◆ PROBLEM DETAILS ◆
Your answer is a single number: how many lines hold the word "elinkeinonharjoittajaa"?

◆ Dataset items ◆
____________________

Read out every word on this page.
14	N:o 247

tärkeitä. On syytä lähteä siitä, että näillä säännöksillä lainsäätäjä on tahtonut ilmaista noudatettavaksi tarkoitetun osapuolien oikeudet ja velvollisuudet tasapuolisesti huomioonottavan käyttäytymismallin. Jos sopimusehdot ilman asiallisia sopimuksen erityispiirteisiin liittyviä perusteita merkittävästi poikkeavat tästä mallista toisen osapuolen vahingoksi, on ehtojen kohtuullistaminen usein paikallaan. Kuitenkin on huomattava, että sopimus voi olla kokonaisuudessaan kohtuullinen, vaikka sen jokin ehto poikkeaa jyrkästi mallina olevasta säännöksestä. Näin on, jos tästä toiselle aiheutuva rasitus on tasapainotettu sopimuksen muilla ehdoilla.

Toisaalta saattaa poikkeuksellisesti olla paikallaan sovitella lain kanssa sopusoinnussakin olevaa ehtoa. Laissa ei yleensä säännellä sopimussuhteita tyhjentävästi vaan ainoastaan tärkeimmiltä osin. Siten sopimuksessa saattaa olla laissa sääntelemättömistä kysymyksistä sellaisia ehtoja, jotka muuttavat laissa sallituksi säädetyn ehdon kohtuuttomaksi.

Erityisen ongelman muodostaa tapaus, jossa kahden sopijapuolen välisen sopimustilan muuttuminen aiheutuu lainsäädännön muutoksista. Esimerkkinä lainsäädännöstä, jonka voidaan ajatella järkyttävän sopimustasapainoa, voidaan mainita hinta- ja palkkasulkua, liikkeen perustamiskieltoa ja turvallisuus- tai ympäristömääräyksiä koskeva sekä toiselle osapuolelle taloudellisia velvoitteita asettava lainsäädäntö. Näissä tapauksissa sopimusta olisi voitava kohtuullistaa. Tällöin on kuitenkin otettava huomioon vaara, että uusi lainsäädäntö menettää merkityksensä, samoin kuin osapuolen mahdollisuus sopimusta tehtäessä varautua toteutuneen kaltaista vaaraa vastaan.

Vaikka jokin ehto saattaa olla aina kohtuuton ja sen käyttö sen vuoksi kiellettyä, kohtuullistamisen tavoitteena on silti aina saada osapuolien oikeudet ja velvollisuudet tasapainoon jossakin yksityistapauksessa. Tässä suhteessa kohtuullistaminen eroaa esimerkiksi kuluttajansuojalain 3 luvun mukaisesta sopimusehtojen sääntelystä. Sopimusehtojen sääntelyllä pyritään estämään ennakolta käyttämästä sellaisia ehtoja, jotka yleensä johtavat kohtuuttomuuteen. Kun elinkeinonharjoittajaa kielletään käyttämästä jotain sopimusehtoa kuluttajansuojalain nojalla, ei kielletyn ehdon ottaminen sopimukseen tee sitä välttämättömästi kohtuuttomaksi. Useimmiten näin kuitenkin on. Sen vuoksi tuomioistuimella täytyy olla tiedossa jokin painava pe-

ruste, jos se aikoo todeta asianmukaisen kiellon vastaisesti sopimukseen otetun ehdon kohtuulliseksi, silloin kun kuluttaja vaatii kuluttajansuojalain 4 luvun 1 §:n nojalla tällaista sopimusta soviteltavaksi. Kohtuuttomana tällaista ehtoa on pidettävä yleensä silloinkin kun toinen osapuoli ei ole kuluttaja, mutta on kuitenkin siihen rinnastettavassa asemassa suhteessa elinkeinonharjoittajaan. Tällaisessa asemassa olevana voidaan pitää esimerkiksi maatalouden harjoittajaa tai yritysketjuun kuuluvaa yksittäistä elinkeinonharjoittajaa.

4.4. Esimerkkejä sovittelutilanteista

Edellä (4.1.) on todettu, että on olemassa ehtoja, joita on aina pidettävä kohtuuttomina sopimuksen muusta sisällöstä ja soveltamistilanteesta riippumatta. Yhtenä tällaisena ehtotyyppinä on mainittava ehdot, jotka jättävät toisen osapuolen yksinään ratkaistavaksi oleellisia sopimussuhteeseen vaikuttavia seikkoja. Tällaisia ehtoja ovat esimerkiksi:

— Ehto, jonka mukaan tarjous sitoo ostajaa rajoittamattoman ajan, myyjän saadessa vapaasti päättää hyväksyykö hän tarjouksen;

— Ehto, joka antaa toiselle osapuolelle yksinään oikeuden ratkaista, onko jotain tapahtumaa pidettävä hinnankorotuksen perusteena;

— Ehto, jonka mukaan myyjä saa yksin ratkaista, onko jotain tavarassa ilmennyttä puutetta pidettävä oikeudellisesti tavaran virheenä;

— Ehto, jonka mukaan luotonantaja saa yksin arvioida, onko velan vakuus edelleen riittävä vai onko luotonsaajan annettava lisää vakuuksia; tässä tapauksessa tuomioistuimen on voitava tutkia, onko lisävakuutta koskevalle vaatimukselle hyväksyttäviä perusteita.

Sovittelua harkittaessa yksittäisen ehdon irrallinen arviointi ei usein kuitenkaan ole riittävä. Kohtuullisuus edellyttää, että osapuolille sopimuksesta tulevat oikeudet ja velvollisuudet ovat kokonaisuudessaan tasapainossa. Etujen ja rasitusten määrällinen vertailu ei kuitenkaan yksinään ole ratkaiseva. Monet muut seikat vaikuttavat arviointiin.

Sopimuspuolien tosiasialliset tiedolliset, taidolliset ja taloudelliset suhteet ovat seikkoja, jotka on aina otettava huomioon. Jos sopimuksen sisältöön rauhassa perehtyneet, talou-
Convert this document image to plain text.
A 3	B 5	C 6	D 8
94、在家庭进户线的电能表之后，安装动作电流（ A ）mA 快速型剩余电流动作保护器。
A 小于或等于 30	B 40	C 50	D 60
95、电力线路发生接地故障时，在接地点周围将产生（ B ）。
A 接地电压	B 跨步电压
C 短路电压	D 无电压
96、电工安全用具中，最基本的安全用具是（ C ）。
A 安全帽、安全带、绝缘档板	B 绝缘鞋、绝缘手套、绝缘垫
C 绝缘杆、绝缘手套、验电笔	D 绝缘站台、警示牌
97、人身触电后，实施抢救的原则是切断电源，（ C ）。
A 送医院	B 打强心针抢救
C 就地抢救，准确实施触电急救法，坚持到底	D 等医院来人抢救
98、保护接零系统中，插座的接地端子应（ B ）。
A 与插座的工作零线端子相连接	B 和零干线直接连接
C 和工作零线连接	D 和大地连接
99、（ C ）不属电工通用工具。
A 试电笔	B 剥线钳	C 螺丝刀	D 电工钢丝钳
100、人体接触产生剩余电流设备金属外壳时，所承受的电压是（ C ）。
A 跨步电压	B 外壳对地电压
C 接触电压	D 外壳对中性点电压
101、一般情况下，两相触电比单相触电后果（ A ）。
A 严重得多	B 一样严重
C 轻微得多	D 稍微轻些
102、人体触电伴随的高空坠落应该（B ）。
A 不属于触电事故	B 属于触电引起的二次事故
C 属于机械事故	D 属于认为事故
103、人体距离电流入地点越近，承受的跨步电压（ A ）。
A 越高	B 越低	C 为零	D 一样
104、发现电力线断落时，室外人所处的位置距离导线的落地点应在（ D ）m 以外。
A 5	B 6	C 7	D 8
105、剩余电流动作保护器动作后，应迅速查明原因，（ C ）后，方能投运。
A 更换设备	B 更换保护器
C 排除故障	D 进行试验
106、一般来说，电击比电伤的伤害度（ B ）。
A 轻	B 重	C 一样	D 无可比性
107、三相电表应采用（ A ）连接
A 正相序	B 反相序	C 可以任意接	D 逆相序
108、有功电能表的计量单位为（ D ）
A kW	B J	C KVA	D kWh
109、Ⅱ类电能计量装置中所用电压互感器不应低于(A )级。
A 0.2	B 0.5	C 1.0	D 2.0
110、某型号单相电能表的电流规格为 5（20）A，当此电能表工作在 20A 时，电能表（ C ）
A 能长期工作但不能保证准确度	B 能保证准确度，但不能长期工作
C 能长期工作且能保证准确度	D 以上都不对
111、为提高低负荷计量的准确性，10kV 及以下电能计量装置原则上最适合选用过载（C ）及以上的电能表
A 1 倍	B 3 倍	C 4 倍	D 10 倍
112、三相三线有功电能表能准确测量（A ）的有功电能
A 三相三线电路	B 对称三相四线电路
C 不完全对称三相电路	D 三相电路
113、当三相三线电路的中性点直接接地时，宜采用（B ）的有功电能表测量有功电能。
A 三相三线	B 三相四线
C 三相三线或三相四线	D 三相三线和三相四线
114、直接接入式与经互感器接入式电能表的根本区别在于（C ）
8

____________________

◆ WRITTEN SOLUTION ◆
2